- _Your objective_:
Read the lines that follow and pick out every one containing the word "content".

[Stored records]
----

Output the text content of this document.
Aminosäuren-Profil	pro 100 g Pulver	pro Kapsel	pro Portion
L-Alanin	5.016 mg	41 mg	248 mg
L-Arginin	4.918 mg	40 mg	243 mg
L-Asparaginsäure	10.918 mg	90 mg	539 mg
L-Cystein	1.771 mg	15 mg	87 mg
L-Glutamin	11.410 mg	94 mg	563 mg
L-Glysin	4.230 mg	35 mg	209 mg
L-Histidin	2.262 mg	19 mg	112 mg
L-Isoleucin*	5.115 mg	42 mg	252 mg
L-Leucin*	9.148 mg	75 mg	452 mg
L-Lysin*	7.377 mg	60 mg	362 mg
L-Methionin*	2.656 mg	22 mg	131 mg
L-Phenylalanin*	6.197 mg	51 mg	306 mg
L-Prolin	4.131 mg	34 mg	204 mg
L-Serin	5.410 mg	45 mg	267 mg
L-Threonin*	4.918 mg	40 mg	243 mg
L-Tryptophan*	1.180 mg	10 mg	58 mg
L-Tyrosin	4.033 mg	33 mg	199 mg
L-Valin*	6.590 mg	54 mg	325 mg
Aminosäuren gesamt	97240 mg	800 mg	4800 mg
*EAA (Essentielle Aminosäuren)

----

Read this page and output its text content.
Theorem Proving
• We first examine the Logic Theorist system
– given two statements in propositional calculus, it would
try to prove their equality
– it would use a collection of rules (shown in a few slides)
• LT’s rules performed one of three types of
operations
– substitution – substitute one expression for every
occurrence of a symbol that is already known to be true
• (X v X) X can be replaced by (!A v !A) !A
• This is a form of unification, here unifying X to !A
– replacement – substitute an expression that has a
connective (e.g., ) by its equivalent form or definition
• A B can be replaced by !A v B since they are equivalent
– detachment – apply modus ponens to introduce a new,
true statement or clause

----

- _Written reply_:
Output the text content of this document.
Read this page and output its text content.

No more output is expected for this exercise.